(BRIEF)
Would you extract the whole listing below and retype it exactly?

╭─ DATASET RECORDS

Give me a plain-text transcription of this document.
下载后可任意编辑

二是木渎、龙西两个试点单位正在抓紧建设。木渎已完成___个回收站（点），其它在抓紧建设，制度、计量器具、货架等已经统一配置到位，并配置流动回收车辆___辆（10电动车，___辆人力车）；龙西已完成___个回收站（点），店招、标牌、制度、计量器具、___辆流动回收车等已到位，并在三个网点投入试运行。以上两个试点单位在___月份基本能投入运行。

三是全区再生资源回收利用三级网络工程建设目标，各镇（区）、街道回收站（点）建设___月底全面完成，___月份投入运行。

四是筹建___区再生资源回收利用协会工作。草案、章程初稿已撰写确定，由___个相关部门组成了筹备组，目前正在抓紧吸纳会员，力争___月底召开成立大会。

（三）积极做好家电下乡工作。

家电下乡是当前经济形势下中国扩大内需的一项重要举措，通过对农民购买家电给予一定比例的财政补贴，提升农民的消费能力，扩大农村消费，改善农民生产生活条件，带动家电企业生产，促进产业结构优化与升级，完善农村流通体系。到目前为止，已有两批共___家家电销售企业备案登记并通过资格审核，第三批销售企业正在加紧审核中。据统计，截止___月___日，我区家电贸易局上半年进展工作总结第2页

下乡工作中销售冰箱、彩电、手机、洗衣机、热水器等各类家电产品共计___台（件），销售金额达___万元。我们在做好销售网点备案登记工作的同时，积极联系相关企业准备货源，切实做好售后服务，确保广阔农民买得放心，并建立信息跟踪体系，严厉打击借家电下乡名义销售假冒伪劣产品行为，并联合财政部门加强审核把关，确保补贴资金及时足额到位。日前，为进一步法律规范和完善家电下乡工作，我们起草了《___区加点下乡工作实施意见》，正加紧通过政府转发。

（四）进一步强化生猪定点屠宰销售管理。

╰─

(TASK RESULT)
Give me a plain-text transcription of this document.
下载后可任意编辑

二是木渎、龙西两个试点单位正在抓紧建设。木渎已完成___个回收站（点），其它在抓紧建设，制度、计量器具、货架等已经统一配置到位，并配置流动回收车辆___辆（10电动车，___辆人力车）；龙西已完成___个回收站（点），店招、标牌、制度、计量器具、___辆流动回收车等已到位，并在三个网点投入试运行。以上两个试点单位在___月份基本能投入运行。

三是全区再生资源回收利用三级网络工程建设目标，各镇（区）、街道回收站（点）建设___月底全面完成，___月份投入运行。

四是筹建___区再生资源回收利用协会工作。草案、章程初稿已撰写确定，由___个相关部门组成了筹备组，目前正在抓紧吸纳会员，力争___月底召开成立大会。

（三）积极做好家电下乡工作。

家电下乡是当前经济形势下中国扩大内需的一项重要举措，通过对农民购买家电给予一定比例的财政补贴，提升农民的消费能力，扩大农村消费，改善农民生产生活条件，带动家电企业生产，促进产业结构优化与升级，完善农村流通体系。到目前为止，已有两批共___家家电销售企业备案登记并通过资格审核，第三批销售企业正在加紧审核中。据统计，截止___月___日，我区家电贸易局上半年进展工作总结第2页

下乡工作中销售冰箱、彩电、手机、洗衣机、热水器等各类家电产品共计___台（件），销售金额达___万元。我们在做好销售网点备案登记工作的同时，积极联系相关企业准备货源，切实做好售后服务，确保广阔农民买得放心，并建立信息跟踪体系，严厉打击借家电下乡名义销售假冒伪劣产品行为，并联合财政部门加强审核把关，确保补贴资金及时足额到位。日前，为进一步法律规范和完善家电下乡工作，我们起草了《___区加点下乡工作实施意见》，正加紧通过政府转发。

（四）进一步强化生猪定点屠宰销售管理。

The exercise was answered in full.